> _EXERCISE_:
Repeat verbatim the lines of the data below, beginning with the line containing "Give me the" and continuing to the end.

> _DATA ENTRIES_:
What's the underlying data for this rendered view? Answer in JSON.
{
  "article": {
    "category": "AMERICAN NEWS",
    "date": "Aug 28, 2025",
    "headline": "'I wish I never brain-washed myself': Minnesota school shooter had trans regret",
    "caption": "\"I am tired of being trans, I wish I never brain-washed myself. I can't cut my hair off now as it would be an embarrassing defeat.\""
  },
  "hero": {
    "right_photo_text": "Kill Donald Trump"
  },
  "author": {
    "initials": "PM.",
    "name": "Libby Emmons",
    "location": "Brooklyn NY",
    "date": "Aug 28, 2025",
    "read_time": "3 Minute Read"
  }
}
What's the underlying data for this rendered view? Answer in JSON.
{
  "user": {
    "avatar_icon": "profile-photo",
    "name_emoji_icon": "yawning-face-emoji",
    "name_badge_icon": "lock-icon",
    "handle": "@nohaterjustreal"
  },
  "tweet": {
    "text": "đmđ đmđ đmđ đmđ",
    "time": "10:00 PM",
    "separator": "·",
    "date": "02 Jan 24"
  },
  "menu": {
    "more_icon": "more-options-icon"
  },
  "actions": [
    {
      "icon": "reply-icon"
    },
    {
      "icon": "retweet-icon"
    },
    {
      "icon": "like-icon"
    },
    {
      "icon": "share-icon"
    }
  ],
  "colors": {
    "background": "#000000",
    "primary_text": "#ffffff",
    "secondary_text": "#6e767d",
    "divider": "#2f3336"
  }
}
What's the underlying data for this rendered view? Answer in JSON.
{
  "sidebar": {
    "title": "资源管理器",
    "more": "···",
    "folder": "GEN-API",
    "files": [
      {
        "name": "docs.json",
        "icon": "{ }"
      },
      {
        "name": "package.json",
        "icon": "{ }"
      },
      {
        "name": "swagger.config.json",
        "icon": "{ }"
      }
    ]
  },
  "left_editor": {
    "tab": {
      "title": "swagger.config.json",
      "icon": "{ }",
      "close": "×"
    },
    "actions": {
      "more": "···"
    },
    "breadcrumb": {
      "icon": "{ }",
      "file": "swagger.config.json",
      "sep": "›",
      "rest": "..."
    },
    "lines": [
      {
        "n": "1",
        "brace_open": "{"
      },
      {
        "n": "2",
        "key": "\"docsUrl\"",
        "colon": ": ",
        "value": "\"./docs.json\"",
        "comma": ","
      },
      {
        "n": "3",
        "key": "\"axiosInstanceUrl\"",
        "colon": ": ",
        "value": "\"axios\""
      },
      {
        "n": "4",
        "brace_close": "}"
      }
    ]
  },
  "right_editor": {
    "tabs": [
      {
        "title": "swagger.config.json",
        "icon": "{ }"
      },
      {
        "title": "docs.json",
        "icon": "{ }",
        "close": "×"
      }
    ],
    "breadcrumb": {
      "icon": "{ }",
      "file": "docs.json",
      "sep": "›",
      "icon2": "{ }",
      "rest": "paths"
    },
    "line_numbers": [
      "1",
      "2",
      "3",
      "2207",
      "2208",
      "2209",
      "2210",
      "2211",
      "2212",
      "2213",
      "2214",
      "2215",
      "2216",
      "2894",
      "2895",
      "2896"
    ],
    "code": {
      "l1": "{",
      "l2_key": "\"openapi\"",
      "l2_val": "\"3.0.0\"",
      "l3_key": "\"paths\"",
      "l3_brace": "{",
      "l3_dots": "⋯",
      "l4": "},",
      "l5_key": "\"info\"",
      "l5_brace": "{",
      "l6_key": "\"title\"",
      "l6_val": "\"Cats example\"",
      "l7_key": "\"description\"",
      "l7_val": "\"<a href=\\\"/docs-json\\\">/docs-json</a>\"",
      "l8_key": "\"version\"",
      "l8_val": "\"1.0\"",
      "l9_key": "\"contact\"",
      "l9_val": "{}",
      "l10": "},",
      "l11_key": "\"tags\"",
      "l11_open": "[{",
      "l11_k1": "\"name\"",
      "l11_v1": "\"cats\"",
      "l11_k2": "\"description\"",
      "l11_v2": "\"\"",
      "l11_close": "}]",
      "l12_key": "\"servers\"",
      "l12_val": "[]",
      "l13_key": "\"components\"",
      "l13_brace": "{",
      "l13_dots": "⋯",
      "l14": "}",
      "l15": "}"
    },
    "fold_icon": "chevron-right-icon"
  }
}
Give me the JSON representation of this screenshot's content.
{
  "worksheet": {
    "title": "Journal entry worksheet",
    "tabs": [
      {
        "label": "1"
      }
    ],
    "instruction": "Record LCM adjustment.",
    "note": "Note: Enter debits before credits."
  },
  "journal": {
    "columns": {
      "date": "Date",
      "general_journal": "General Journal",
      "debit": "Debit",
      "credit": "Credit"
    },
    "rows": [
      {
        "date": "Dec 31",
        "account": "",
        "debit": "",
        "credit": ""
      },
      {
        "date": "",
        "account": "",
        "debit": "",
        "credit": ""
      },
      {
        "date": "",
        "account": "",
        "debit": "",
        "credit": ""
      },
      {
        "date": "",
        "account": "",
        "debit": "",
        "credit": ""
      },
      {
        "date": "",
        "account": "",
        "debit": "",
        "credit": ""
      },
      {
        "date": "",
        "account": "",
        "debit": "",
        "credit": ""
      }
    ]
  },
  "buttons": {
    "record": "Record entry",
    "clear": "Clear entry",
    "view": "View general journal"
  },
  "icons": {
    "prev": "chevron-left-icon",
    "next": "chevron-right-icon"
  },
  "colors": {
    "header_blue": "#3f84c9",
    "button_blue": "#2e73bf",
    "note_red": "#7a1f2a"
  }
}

> _OUTPUT BELOW_:
Give me the JSON representation of this screenshot's content.
{
  "worksheet": {
    "title": "Journal entry worksheet",
    "tabs": [
      {
        "label": "1"
      }
    ],
    "instruction": "Record LCM adjustment.",
    "note": "Note: Enter debits before credits."
  },
  "journal": {
    "columns": {
      "date": "Date",
      "general_journal": "General Journal",
      "debit": "Debit",
      "credit": "Credit"
    },
    "rows": [
      {
        "date": "Dec 31",
        "account": "",
        "debit": "",
        "credit": ""
      },
      {
        "date": "",
        "account": "",
        "debit": "",
        "credit": ""
      },
      {
        "date": "",
        "account": "",
        "debit": "",
        "credit": ""
      },
      {
        "date": "",
        "account": "",
        "debit": "",
        "credit": ""
      },
      {
        "date": "",
        "account": "",
        "debit": "",
        "credit": ""
      },
      {
        "date": "",
        "account": "",
        "debit": "",
        "credit": ""
      }
    ]
  },
  "buttons": {
    "record": "Record entry",
    "clear": "Clear entry",
    "view": "View general journal"
  },
  "icons": {
    "prev": "chevron-left-icon",
    "next": "chevron-right-icon"
  },
  "colors": {
    "header_blue": "#3f84c9",
    "button_blue": "#2e73bf",
    "note_red": "#7a1f2a"
  }
}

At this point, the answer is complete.